§ **PROVIDED ENTRIES**:

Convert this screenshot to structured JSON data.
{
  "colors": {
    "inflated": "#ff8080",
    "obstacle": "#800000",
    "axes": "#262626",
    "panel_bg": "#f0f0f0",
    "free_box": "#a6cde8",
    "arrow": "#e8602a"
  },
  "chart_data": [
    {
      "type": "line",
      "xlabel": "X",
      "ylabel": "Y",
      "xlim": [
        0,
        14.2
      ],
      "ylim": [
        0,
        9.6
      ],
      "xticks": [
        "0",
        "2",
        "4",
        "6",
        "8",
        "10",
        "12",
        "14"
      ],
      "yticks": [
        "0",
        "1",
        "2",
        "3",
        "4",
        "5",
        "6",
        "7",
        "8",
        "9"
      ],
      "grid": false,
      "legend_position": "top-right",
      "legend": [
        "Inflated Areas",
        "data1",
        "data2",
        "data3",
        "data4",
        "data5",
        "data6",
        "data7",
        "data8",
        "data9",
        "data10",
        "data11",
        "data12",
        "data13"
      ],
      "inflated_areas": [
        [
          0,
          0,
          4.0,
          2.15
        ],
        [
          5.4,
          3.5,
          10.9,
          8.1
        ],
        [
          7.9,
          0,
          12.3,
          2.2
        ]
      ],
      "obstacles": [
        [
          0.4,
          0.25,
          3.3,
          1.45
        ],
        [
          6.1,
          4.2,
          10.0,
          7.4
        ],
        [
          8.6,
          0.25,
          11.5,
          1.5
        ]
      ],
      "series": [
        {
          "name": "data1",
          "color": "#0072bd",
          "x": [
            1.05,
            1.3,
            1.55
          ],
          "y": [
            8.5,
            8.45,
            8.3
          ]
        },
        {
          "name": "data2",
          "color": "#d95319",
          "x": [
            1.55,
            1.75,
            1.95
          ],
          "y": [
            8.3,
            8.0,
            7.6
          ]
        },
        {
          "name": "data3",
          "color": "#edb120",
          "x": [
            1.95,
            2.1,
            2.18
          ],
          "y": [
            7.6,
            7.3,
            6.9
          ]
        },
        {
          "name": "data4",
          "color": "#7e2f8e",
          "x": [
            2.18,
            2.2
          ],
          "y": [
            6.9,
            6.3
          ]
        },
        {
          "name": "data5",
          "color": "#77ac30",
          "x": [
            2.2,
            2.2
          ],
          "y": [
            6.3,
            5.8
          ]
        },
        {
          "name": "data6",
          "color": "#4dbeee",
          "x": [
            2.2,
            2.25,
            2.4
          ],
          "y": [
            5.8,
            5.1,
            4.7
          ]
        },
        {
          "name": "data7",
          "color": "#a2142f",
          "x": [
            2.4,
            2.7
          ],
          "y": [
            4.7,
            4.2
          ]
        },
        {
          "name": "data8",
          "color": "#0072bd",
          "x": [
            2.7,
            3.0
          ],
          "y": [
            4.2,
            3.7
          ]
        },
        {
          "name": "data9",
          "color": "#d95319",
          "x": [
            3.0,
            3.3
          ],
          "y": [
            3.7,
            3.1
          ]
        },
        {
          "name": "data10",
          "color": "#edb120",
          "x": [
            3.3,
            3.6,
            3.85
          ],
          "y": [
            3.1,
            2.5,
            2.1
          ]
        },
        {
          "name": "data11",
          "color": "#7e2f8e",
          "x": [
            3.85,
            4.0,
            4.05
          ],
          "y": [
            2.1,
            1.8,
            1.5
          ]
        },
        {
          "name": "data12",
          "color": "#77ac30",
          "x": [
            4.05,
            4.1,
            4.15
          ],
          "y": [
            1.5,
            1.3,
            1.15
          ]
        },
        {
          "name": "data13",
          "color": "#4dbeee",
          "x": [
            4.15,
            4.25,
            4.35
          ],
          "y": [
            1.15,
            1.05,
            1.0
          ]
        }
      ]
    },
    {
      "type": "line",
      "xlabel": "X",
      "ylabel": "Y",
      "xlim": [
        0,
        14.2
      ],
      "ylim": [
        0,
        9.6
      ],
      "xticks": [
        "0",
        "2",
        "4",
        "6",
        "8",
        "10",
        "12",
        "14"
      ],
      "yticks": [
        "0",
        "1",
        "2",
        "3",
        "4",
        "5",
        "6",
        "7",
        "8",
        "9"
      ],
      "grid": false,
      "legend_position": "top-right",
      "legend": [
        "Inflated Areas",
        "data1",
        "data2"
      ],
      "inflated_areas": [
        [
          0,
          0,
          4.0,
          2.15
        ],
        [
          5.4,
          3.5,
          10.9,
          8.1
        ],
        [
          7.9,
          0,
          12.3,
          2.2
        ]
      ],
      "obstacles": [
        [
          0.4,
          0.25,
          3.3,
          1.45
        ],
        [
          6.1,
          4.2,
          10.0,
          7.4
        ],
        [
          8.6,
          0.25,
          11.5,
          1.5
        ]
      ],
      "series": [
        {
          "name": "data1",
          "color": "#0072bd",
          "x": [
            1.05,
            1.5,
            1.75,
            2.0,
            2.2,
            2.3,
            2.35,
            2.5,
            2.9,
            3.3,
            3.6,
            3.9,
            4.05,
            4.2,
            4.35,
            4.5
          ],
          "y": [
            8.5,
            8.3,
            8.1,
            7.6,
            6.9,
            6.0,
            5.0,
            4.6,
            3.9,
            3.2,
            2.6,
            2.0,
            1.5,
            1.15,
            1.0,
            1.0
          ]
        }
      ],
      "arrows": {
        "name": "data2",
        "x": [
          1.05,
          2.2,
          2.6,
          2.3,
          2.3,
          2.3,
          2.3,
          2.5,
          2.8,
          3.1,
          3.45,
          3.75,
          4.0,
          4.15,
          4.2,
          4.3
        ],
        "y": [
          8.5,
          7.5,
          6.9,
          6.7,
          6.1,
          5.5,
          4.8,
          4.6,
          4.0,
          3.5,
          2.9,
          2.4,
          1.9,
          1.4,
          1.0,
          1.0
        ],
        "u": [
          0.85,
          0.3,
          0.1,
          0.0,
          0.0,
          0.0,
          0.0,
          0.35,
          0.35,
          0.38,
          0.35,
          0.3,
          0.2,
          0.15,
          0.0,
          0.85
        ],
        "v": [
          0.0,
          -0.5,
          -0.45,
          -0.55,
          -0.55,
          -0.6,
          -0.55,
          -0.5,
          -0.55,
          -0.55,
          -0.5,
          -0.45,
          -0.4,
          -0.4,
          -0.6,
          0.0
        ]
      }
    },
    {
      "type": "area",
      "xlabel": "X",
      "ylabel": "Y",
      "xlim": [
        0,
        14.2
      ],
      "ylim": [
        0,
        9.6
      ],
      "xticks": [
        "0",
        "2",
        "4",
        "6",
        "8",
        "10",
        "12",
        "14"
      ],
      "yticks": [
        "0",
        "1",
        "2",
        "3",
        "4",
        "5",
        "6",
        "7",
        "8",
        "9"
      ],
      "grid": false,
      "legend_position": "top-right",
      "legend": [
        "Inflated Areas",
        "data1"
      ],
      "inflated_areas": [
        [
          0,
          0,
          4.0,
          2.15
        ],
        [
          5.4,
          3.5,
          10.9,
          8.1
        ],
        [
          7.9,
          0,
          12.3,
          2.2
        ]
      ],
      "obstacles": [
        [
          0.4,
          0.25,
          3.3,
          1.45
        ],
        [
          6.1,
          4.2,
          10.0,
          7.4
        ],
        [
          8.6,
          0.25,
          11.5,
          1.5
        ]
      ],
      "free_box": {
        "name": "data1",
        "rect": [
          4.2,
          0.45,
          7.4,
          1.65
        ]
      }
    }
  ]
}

§ **YOUR INSTRUCTIONS**: From the first line to the last, retype the data exactly.

§ **CORRECT OUTPUT**:
Convert this screenshot to structured JSON data.
{
  "colors": {
    "inflated": "#ff8080",
    "obstacle": "#800000",
    "axes": "#262626",
    "panel_bg": "#f0f0f0",
    "free_box": "#a6cde8",
    "arrow": "#e8602a"
  },
  "chart_data": [
    {
      "type": "line",
      "xlabel": "X",
      "ylabel": "Y",
      "xlim": [
        0,
        14.2
      ],
      "ylim": [
        0,
        9.6
      ],
      "xticks": [
        "0",
        "2",
        "4",
        "6",
        "8",
        "10",
        "12",
        "14"
      ],
      "yticks": [
        "0",
        "1",
        "2",
        "3",
        "4",
        "5",
        "6",
        "7",
        "8",
        "9"
      ],
      "grid": false,
      "legend_position": "top-right",
      "legend": [
        "Inflated Areas",
        "data1",
        "data2",
        "data3",
        "data4",
        "data5",
        "data6",
        "data7",
        "data8",
        "data9",
        "data10",
        "data11",
        "data12",
        "data13"
      ],
      "inflated_areas": [
        [
          0,
          0,
          4.0,
          2.15
        ],
        [
          5.4,
          3.5,
          10.9,
          8.1
        ],
        [
          7.9,
          0,
          12.3,
          2.2
        ]
      ],
      "obstacles": [
        [
          0.4,
          0.25,
          3.3,
          1.45
        ],
        [
          6.1,
          4.2,
          10.0,
          7.4
        ],
        [
          8.6,
          0.25,
          11.5,
          1.5
        ]
      ],
      "series": [
        {
          "name": "data1",
          "color": "#0072bd",
          "x": [
            1.05,
            1.3,
            1.55
          ],
          "y": [
            8.5,
            8.45,
            8.3
          ]
        },
        {
          "name": "data2",
          "color": "#d95319",
          "x": [
            1.55,
            1.75,
            1.95
          ],
          "y": [
            8.3,
            8.0,
            7.6
          ]
        },
        {
          "name": "data3",
          "color": "#edb120",
          "x": [
            1.95,
            2.1,
            2.18
          ],
          "y": [
            7.6,
            7.3,
            6.9
          ]
        },
        {
          "name": "data4",
          "color": "#7e2f8e",
          "x": [
            2.18,
            2.2
          ],
          "y": [
            6.9,
            6.3
          ]
        },
        {
          "name": "data5",
          "color": "#77ac30",
          "x": [
            2.2,
            2.2
          ],
          "y": [
            6.3,
            5.8
          ]
        },
        {
          "name": "data6",
          "color": "#4dbeee",
          "x": [
            2.2,
            2.25,
            2.4
          ],
          "y": [
            5.8,
            5.1,
            4.7
          ]
        },
        {
          "name": "data7",
          "color": "#a2142f",
          "x": [
            2.4,
            2.7
          ],
          "y": [
            4.7,
            4.2
          ]
        },
        {
          "name": "data8",
          "color": "#0072bd",
          "x": [
            2.7,
            3.0
          ],
          "y": [
            4.2,
            3.7
          ]
        },
        {
          "name": "data9",
          "color": "#d95319",
          "x": [
            3.0,
            3.3
          ],
          "y": [
            3.7,
            3.1
          ]
        },
        {
          "name": "data10",
          "color": "#edb120",
          "x": [
            3.3,
            3.6,
            3.85
          ],
          "y": [
            3.1,
            2.5,
            2.1
          ]
        },
        {
          "name": "data11",
          "color": "#7e2f8e",
          "x": [
            3.85,
            4.0,
            4.05
          ],
          "y": [
            2.1,
            1.8,
            1.5
          ]
        },
        {
          "name": "data12",
          "color": "#77ac30",
          "x": [
            4.05,
            4.1,
            4.15
          ],
          "y": [
            1.5,
            1.3,
            1.15
          ]
        },
        {
          "name": "data13",
          "color": "#4dbeee",
          "x": [
            4.15,
            4.25,
            4.35
          ],
          "y": [
            1.15,
            1.05,
            1.0
          ]
        }
      ]
    },
    {
      "type": "line",
      "xlabel": "X",
      "ylabel": "Y",
      "xlim": [
        0,
        14.2
      ],
      "ylim": [
        0,
        9.6
      ],
      "xticks": [
        "0",
        "2",
        "4",
        "6",
        "8",
        "10",
        "12",
        "14"
      ],
      "yticks": [
        "0",
        "1",
        "2",
        "3",
        "4",
        "5",
        "6",
        "7",
        "8",
        "9"
      ],
      "grid": false,
      "legend_position": "top-right",
      "legend": [
        "Inflated Areas",
        "data1",
        "data2"
      ],
      "inflated_areas": [
        [
          0,
          0,
          4.0,
          2.15
        ],
        [
          5.4,
          3.5,
          10.9,
          8.1
        ],
        [
          7.9,
          0,
          12.3,
          2.2
        ]
      ],
      "obstacles": [
        [
          0.4,
          0.25,
          3.3,
          1.45
        ],
        [
          6.1,
          4.2,
          10.0,
          7.4
        ],
        [
          8.6,
          0.25,
          11.5,
          1.5
        ]
      ],
      "series": [
        {
          "name": "data1",
          "color": "#0072bd",
          "x": [
            1.05,
            1.5,
            1.75,
            2.0,
            2.2,
            2.3,
            2.35,
            2.5,
            2.9,
            3.3,
            3.6,
            3.9,
            4.05,
            4.2,
            4.35,
            4.5
          ],
          "y": [
            8.5,
            8.3,
            8.1,
            7.6,
            6.9,
            6.0,
            5.0,
            4.6,
            3.9,
            3.2,
            2.6,
            2.0,
            1.5,
            1.15,
            1.0,
            1.0
          ]
        }
      ],
      "arrows": {
        "name": "data2",
        "x": [
          1.05,
          2.2,
          2.6,
          2.3,
          2.3,
          2.3,
          2.3,
          2.5,
          2.8,
          3.1,
          3.45,
          3.75,
          4.0,
          4.15,
          4.2,
          4.3
        ],
        "y": [
          8.5,
          7.5,
          6.9,
          6.7,
          6.1,
          5.5,
          4.8,
          4.6,
          4.0,
          3.5,
          2.9,
          2.4,
          1.9,
          1.4,
          1.0,
          1.0
        ],
        "u": [
          0.85,
          0.3,
          0.1,
          0.0,
          0.0,
          0.0,
          0.0,
          0.35,
          0.35,
          0.38,
          0.35,
          0.3,
          0.2,
          0.15,
          0.0,
          0.85
        ],
        "v": [
          0.0,
          -0.5,
          -0.45,
          -0.55,
          -0.55,
          -0.6,
          -0.55,
          -0.5,
          -0.55,
          -0.55,
          -0.5,
          -0.45,
          -0.4,
          -0.4,
          -0.6,
          0.0
        ]
      }
    },
    {
      "type": "area",
      "xlabel": "X",
      "ylabel": "Y",
      "xlim": [
        0,
        14.2
      ],
      "ylim": [
        0,
        9.6
      ],
      "xticks": [
        "0",
        "2",
        "4",
        "6",
        "8",
        "10",
        "12",
        "14"
      ],
      "yticks": [
        "0",
        "1",
        "2",
        "3",
        "4",
        "5",
        "6",
        "7",
        "8",
        "9"
      ],
      "grid": false,
      "legend_position": "top-right",
      "legend": [
        "Inflated Areas",
        "data1"
      ],
      "inflated_areas": [
        [
          0,
          0,
          4.0,
          2.15
        ],
        [
          5.4,
          3.5,
          10.9,
          8.1
        ],
        [
          7.9,
          0,
          12.3,
          2.2
        ]
      ],
      "obstacles": [
        [
          0.4,
          0.25,
          3.3,
          1.45
        ],
        [
          6.1,
          4.2,
          10.0,
          7.4
        ],
        [
          8.6,
          0.25,
          11.5,
          1.5
        ]
      ],
      "free_box": {
        "name": "data1",
        "rect": [
          4.2,
          0.45,
          7.4,
          1.65
        ]
      }
    }
  ]
}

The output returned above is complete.